**TASK GOAL:** Scan the following material for the string "Generic" and copy each line in which it appears.
#### THE INPUT ####
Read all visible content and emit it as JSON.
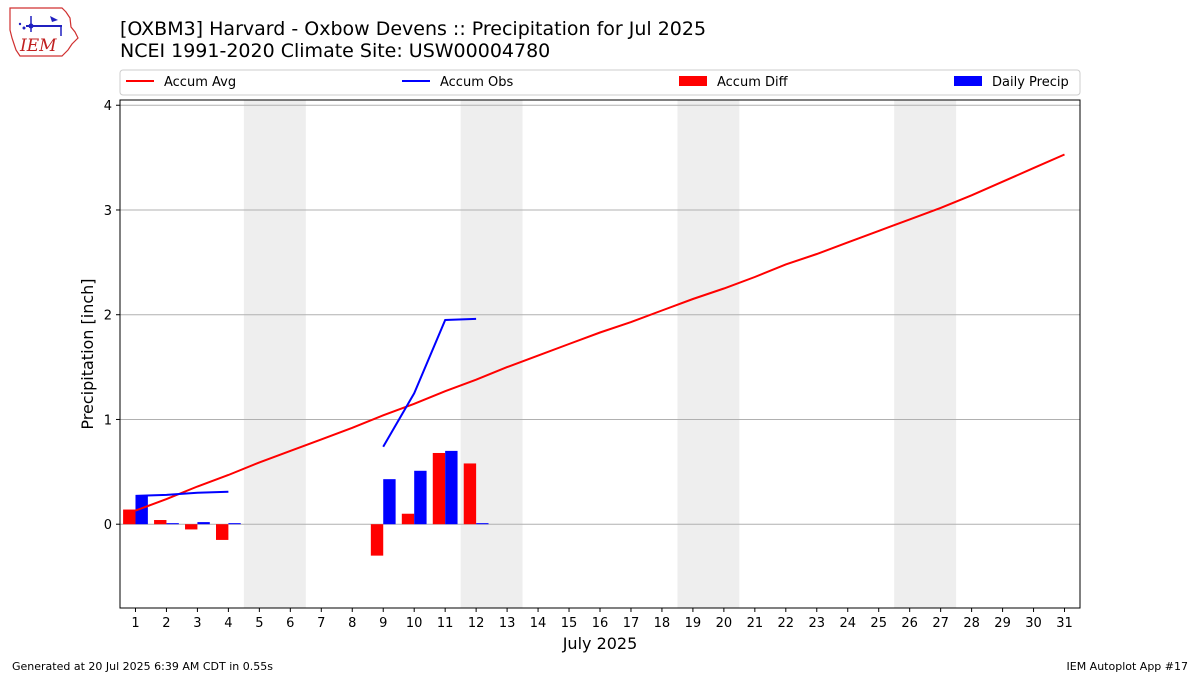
{
  "header": {
    "title_line1": "[OXBM3] Harvard - Oxbow Devens :: Precipitation for Jul 2025",
    "title_line2": "NCEI 1991-2020 Climate Site: USW00004780"
  },
  "logo": {
    "text": "IEM"
  },
  "footer": {
    "left": "Generated at 20 Jul 2025 6:39 AM CDT in 0.55s",
    "right": "IEM Autoplot App #17"
  },
  "colors": {
    "avg": "#ff0000",
    "obs": "#0000ff",
    "diff": "#ff0000",
    "daily": "#0000ff",
    "weekend_band": "#eeeeee",
    "grid": "#b0b0b0"
  },
  "chart_data": {
    "type": "bar",
    "xlabel": "July 2025",
    "ylabel": "Precipitation [inch]",
    "xlim": [
      0.5,
      31.5
    ],
    "ylim": [
      -0.8,
      4.05
    ],
    "x_ticks": [
      1,
      2,
      3,
      4,
      5,
      6,
      7,
      8,
      9,
      10,
      11,
      12,
      13,
      14,
      15,
      16,
      17,
      18,
      19,
      20,
      21,
      22,
      23,
      24,
      25,
      26,
      27,
      28,
      29,
      30,
      31
    ],
    "y_ticks": [
      0,
      1,
      2,
      3,
      4
    ],
    "grid": "y",
    "legend_position": "top",
    "weekend_bands": [
      [
        5,
        6
      ],
      [
        12,
        13
      ],
      [
        19,
        20
      ],
      [
        26,
        27
      ]
    ],
    "series": [
      {
        "name": "Accum Avg",
        "kind": "line",
        "x": [
          1,
          2,
          3,
          4,
          5,
          6,
          7,
          8,
          9,
          10,
          11,
          12,
          13,
          14,
          15,
          16,
          17,
          18,
          19,
          20,
          21,
          22,
          23,
          24,
          25,
          26,
          27,
          28,
          29,
          30,
          31
        ],
        "values": [
          0.13,
          0.24,
          0.36,
          0.47,
          0.59,
          0.7,
          0.81,
          0.92,
          1.04,
          1.15,
          1.27,
          1.38,
          1.5,
          1.61,
          1.72,
          1.83,
          1.93,
          2.04,
          2.15,
          2.25,
          2.36,
          2.48,
          2.58,
          2.69,
          2.8,
          2.91,
          3.02,
          3.14,
          3.27,
          3.4,
          3.53
        ]
      },
      {
        "name": "Accum Obs",
        "kind": "line",
        "x": [
          1,
          2,
          3,
          4,
          9,
          10,
          11,
          12
        ],
        "values": [
          0.27,
          0.28,
          0.3,
          0.31,
          0.74,
          1.25,
          1.95,
          1.96
        ]
      },
      {
        "name": "Accum Diff",
        "kind": "bar",
        "x": [
          1,
          2,
          3,
          4,
          9,
          10,
          11,
          12
        ],
        "values": [
          0.14,
          0.04,
          -0.05,
          -0.15,
          -0.3,
          0.1,
          0.68,
          0.58
        ]
      },
      {
        "name": "Daily Precip",
        "kind": "bar",
        "x": [
          1,
          2,
          3,
          4,
          9,
          10,
          11,
          12
        ],
        "values": [
          0.27,
          0.01,
          0.02,
          0.01,
          0.43,
          0.51,
          0.7,
          0.01
        ]
      }
    ]
  }
}
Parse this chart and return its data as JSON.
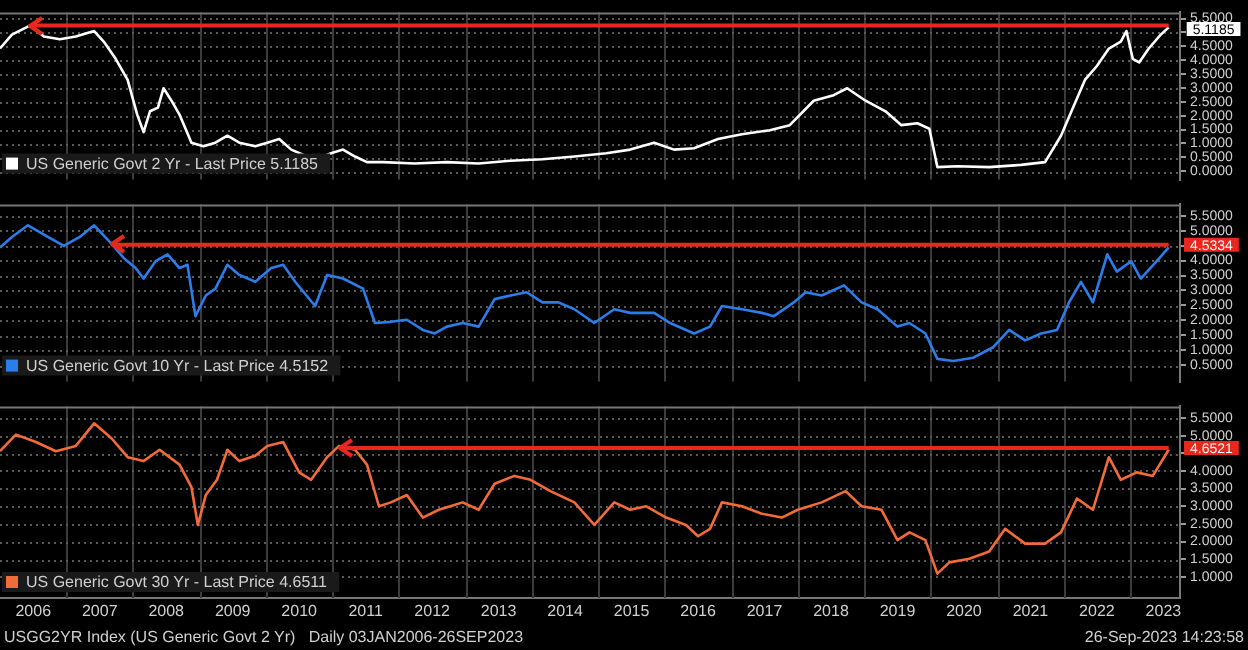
{
  "chart_data": [
    {
      "type": "line",
      "legend": "bottom left",
      "grid": true,
      "tick_labels": "y",
      "x": [
        2006,
        2006.18,
        2006.456,
        2006.66,
        2006.9,
        2007.14,
        2007.416,
        2007.56,
        2007.74,
        2007.92,
        2008.064,
        2008.16,
        2008.256,
        2008.376,
        2008.46,
        2008.58,
        2008.7,
        2008.88,
        2009.06,
        2009.24,
        2009.42,
        2009.6,
        2009.84,
        2010.02,
        2010.2,
        2010.38,
        2010.62,
        2010.8,
        2010.98,
        2011.16,
        2011.34,
        2011.52,
        2011.76,
        2012.24,
        2012.72,
        2013.2,
        2013.68,
        2014.16,
        2014.64,
        2015.12,
        2015.48,
        2015.84,
        2016.14,
        2016.44,
        2016.8,
        2017.16,
        2017.58,
        2017.88,
        2018.24,
        2018.54,
        2018.744,
        2019.02,
        2019.32,
        2019.56,
        2019.8,
        2019.98,
        2020.1,
        2020.4,
        2020.88,
        2021.36,
        2021.72,
        2021.96,
        2022.14,
        2022.32,
        2022.5,
        2022.68,
        2022.86,
        2022.944,
        2023.04,
        2023.136,
        2023.28,
        2023.46,
        2023.58
      ],
      "series": [
        {
          "name": "US Generic Govt 2 Yr - Last Price 5.1185",
          "color": "#ffffff",
          "values": [
            4.42,
            4.92,
            5.25,
            4.85,
            4.75,
            4.85,
            5.05,
            4.67,
            4.05,
            3.29,
            2.04,
            1.41,
            2.16,
            2.29,
            2.99,
            2.54,
            2.04,
            1.03,
            0.9,
            1.03,
            1.28,
            1.03,
            0.9,
            1.03,
            1.16,
            0.78,
            0.53,
            0.48,
            0.65,
            0.78,
            0.53,
            0.33,
            0.33,
            0.28,
            0.33,
            0.28,
            0.38,
            0.43,
            0.53,
            0.65,
            0.78,
            1.03,
            0.78,
            0.83,
            1.16,
            1.33,
            1.48,
            1.66,
            2.54,
            2.74,
            2.99,
            2.54,
            2.16,
            1.66,
            1.73,
            1.53,
            0.15,
            0.18,
            0.15,
            0.23,
            0.33,
            1.28,
            2.29,
            3.29,
            3.79,
            4.42,
            4.67,
            5.05,
            4.05,
            3.92,
            4.42,
            4.92,
            5.18
          ]
        }
      ],
      "ref_lines": [
        {
          "axis": "y",
          "value": 5.25,
          "color": "#e8281e"
        }
      ],
      "annotations": [
        {
          "text": "5.1185",
          "x": 2023.58,
          "y": 5.1185
        }
      ],
      "xlim": [
        2006,
        2023.75
      ],
      "xticks": [
        {
          "value": 2007,
          "label": null
        },
        {
          "value": 2008,
          "label": null
        },
        {
          "value": 2009,
          "label": null
        },
        {
          "value": 2010,
          "label": null
        },
        {
          "value": 2011,
          "label": null
        },
        {
          "value": 2012,
          "label": null
        },
        {
          "value": 2013,
          "label": null
        },
        {
          "value": 2014,
          "label": null
        },
        {
          "value": 2015,
          "label": null
        },
        {
          "value": 2016,
          "label": null
        },
        {
          "value": 2017,
          "label": null
        },
        {
          "value": 2018,
          "label": null
        },
        {
          "value": 2019,
          "label": null
        },
        {
          "value": 2020,
          "label": null
        },
        {
          "value": 2021,
          "label": null
        },
        {
          "value": 2022,
          "label": null
        },
        {
          "value": 2023,
          "label": null
        }
      ],
      "ylim": [
        -0.3,
        5.72
      ],
      "yticks": [
        {
          "value": 0,
          "label": "0.0000"
        },
        {
          "value": 0.5,
          "label": "0.5000"
        },
        {
          "value": 1,
          "label": "1.0000"
        },
        {
          "value": 1.5,
          "label": "1.5000"
        },
        {
          "value": 2,
          "label": "2.0000"
        },
        {
          "value": 2.5,
          "label": "2.5000"
        },
        {
          "value": 3,
          "label": "3.0000"
        },
        {
          "value": 3.5,
          "label": "3.5000"
        },
        {
          "value": 4,
          "label": "4.0000"
        },
        {
          "value": 4.5,
          "label": "4.5000"
        },
        {
          "value": 5,
          "label": null
        },
        {
          "value": 5.5,
          "label": "5.5000"
        }
      ]
    },
    {
      "type": "line",
      "legend": "bottom left",
      "grid": true,
      "tick_labels": "y",
      "x": [
        2006,
        2006.18,
        2006.42,
        2006.72,
        2006.96,
        2007.2,
        2007.416,
        2007.68,
        2007.86,
        2008.04,
        2008.16,
        2008.34,
        2008.52,
        2008.7,
        2008.82,
        2008.94,
        2009.096,
        2009.24,
        2009.42,
        2009.6,
        2009.84,
        2010.08,
        2010.26,
        2010.44,
        2010.74,
        2010.92,
        2011.16,
        2011.46,
        2011.64,
        2011.88,
        2012.12,
        2012.36,
        2012.54,
        2012.72,
        2012.96,
        2013.2,
        2013.44,
        2013.68,
        2013.92,
        2014.16,
        2014.4,
        2014.64,
        2014.94,
        2015.24,
        2015.48,
        2015.84,
        2016.08,
        2016.44,
        2016.68,
        2016.86,
        2017.16,
        2017.46,
        2017.64,
        2017.94,
        2018.12,
        2018.36,
        2018.696,
        2018.96,
        2019.2,
        2019.5,
        2019.68,
        2019.92,
        2020.1,
        2020.34,
        2020.64,
        2020.94,
        2021.18,
        2021.42,
        2021.66,
        2021.9,
        2022.08,
        2022.26,
        2022.44,
        2022.656,
        2022.8,
        2023.016,
        2023.16,
        2023.4,
        2023.58
      ],
      "series": [
        {
          "name": "US Generic Govt 10 Yr - Last Price 4.5152",
          "color": "#2b7de9",
          "values": [
            4.44,
            4.79,
            5.18,
            4.79,
            4.49,
            4.79,
            5.18,
            4.56,
            4.09,
            3.75,
            3.4,
            3.98,
            4.21,
            3.75,
            3.86,
            2.14,
            2.83,
            3.06,
            3.86,
            3.52,
            3.29,
            3.75,
            3.86,
            3.29,
            2.48,
            3.52,
            3.4,
            3.06,
            1.91,
            1.95,
            2.02,
            1.68,
            1.56,
            1.79,
            1.91,
            1.79,
            2.71,
            2.83,
            2.94,
            2.6,
            2.6,
            2.37,
            1.91,
            2.37,
            2.25,
            2.25,
            1.91,
            1.56,
            1.79,
            2.48,
            2.37,
            2.25,
            2.14,
            2.6,
            2.94,
            2.83,
            3.17,
            2.6,
            2.37,
            1.79,
            1.91,
            1.56,
            0.71,
            0.64,
            0.75,
            1.1,
            1.68,
            1.33,
            1.56,
            1.68,
            2.6,
            3.29,
            2.6,
            4.21,
            3.63,
            3.98,
            3.4,
            3.98,
            4.44
          ]
        }
      ],
      "ref_lines": [
        {
          "axis": "y",
          "value": 4.5334,
          "label": "4.5334",
          "color": "#e8281e"
        }
      ],
      "xlim": [
        2006,
        2023.75
      ],
      "xticks": [
        {
          "value": 2007,
          "label": null
        },
        {
          "value": 2008,
          "label": null
        },
        {
          "value": 2009,
          "label": null
        },
        {
          "value": 2010,
          "label": null
        },
        {
          "value": 2011,
          "label": null
        },
        {
          "value": 2012,
          "label": null
        },
        {
          "value": 2013,
          "label": null
        },
        {
          "value": 2014,
          "label": null
        },
        {
          "value": 2015,
          "label": null
        },
        {
          "value": 2016,
          "label": null
        },
        {
          "value": 2017,
          "label": null
        },
        {
          "value": 2018,
          "label": null
        },
        {
          "value": 2019,
          "label": null
        },
        {
          "value": 2020,
          "label": null
        },
        {
          "value": 2021,
          "label": null
        },
        {
          "value": 2022,
          "label": null
        },
        {
          "value": 2023,
          "label": null
        }
      ],
      "ylim": [
        -0.05,
        5.88
      ],
      "yticks": [
        {
          "value": 0.5,
          "label": "0.5000"
        },
        {
          "value": 1,
          "label": "1.0000"
        },
        {
          "value": 1.5,
          "label": "1.5000"
        },
        {
          "value": 2,
          "label": "2.0000"
        },
        {
          "value": 2.5,
          "label": "2.5000"
        },
        {
          "value": 3,
          "label": "3.0000"
        },
        {
          "value": 3.5,
          "label": "3.5000"
        },
        {
          "value": 4,
          "label": "4.0000"
        },
        {
          "value": 4.5,
          "label": null
        },
        {
          "value": 5,
          "label": "5.0000"
        },
        {
          "value": 5.5,
          "label": "5.5000"
        }
      ]
    },
    {
      "type": "line",
      "legend": "bottom left",
      "grid": true,
      "x": [
        2006,
        2006.24,
        2006.54,
        2006.84,
        2007.14,
        2007.416,
        2007.68,
        2007.92,
        2008.16,
        2008.4,
        2008.7,
        2008.88,
        2008.976,
        2009.096,
        2009.264,
        2009.42,
        2009.6,
        2009.84,
        2010.02,
        2010.26,
        2010.5,
        2010.68,
        2010.92,
        2011.1,
        2011.34,
        2011.52,
        2011.7,
        2011.88,
        2012.12,
        2012.36,
        2012.6,
        2012.96,
        2013.2,
        2013.44,
        2013.74,
        2013.98,
        2014.28,
        2014.64,
        2014.94,
        2015.24,
        2015.48,
        2015.72,
        2016.02,
        2016.32,
        2016.5,
        2016.68,
        2016.86,
        2017.16,
        2017.46,
        2017.76,
        2018,
        2018.36,
        2018.72,
        2018.96,
        2019.26,
        2019.5,
        2019.68,
        2019.92,
        2020.1,
        2020.28,
        2020.58,
        2020.88,
        2021.12,
        2021.42,
        2021.72,
        2021.96,
        2022.2,
        2022.44,
        2022.68,
        2022.86,
        2023.1,
        2023.34,
        2023.58
      ],
      "series": [
        {
          "name": "US Generic Govt 30 Yr - Last Price 4.6511",
          "color": "#f26b38",
          "values": [
            4.56,
            5.03,
            4.82,
            4.56,
            4.71,
            5.35,
            4.92,
            4.39,
            4.28,
            4.6,
            4.18,
            3.54,
            2.47,
            3.32,
            3.75,
            4.6,
            4.28,
            4.43,
            4.71,
            4.82,
            3.96,
            3.75,
            4.39,
            4.71,
            4.6,
            4.18,
            3.0,
            3.11,
            3.32,
            2.68,
            2.9,
            3.11,
            2.9,
            3.64,
            3.86,
            3.75,
            3.43,
            3.11,
            2.47,
            3.11,
            2.9,
            3.0,
            2.68,
            2.47,
            2.15,
            2.36,
            3.11,
            3.0,
            2.79,
            2.68,
            2.9,
            3.11,
            3.43,
            3.0,
            2.9,
            2.04,
            2.26,
            2.04,
            1.09,
            1.41,
            1.51,
            1.72,
            2.36,
            1.94,
            1.94,
            2.26,
            3.22,
            2.9,
            4.39,
            3.75,
            3.96,
            3.86,
            4.6
          ]
        }
      ],
      "ref_lines": [
        {
          "axis": "y",
          "value": 4.6521,
          "label": "4.6521",
          "color": "#e8281e"
        }
      ],
      "annotations": [
        "USGG2YR Index (US Generic Govt 2 Yr)   Daily 03JAN2006-26SEP2023",
        "26-Sep-2023 14:23:58"
      ],
      "xlim": [
        2006,
        2023.75
      ],
      "xticks": [
        {
          "value": 2006.5,
          "label": "2006"
        },
        {
          "value": 2007,
          "label": null
        },
        {
          "value": 2007.5,
          "label": "2007"
        },
        {
          "value": 2008,
          "label": null
        },
        {
          "value": 2008.5,
          "label": "2008"
        },
        {
          "value": 2009,
          "label": null
        },
        {
          "value": 2009.5,
          "label": "2009"
        },
        {
          "value": 2010,
          "label": null
        },
        {
          "value": 2010.5,
          "label": "2010"
        },
        {
          "value": 2011,
          "label": null
        },
        {
          "value": 2011.5,
          "label": "2011"
        },
        {
          "value": 2012,
          "label": null
        },
        {
          "value": 2012.5,
          "label": "2012"
        },
        {
          "value": 2013,
          "label": null
        },
        {
          "value": 2013.5,
          "label": "2013"
        },
        {
          "value": 2014,
          "label": null
        },
        {
          "value": 2014.5,
          "label": "2014"
        },
        {
          "value": 2015,
          "label": null
        },
        {
          "value": 2015.5,
          "label": "2015"
        },
        {
          "value": 2016,
          "label": null
        },
        {
          "value": 2016.5,
          "label": "2016"
        },
        {
          "value": 2017,
          "label": null
        },
        {
          "value": 2017.5,
          "label": "2017"
        },
        {
          "value": 2018,
          "label": null
        },
        {
          "value": 2018.5,
          "label": "2018"
        },
        {
          "value": 2019,
          "label": null
        },
        {
          "value": 2019.5,
          "label": "2019"
        },
        {
          "value": 2020,
          "label": null
        },
        {
          "value": 2020.5,
          "label": "2020"
        },
        {
          "value": 2021,
          "label": null
        },
        {
          "value": 2021.5,
          "label": "2021"
        },
        {
          "value": 2022,
          "label": null
        },
        {
          "value": 2022.5,
          "label": "2022"
        },
        {
          "value": 2023,
          "label": null
        },
        {
          "value": 2023.5,
          "label": "2023"
        }
      ],
      "ylim": [
        0.4,
        5.83
      ],
      "yticks": [
        {
          "value": 1,
          "label": "1.0000"
        },
        {
          "value": 1.5,
          "label": "1.5000"
        },
        {
          "value": 2,
          "label": "2.0000"
        },
        {
          "value": 2.5,
          "label": "2.5000"
        },
        {
          "value": 3,
          "label": "3.0000"
        },
        {
          "value": 3.5,
          "label": "3.5000"
        },
        {
          "value": 4,
          "label": "4.0000"
        },
        {
          "value": 4.5,
          "label": null
        },
        {
          "value": 5,
          "label": "5.0000"
        },
        {
          "value": 5.5,
          "label": "5.5000"
        }
      ]
    }
  ]
}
####
**RESULT OF THE EXERCISE:**
          "name": "US Generic Govt 2 Yr - Last Price 5.1185",
          "name": "US Generic Govt 10 Yr - Last Price 4.5152",
          "name": "US Generic Govt 30 Yr - Last Price 4.6511",
        "USGG2YR Index (US Generic Govt 2 Yr)   Daily 03JAN2006-26SEP2023",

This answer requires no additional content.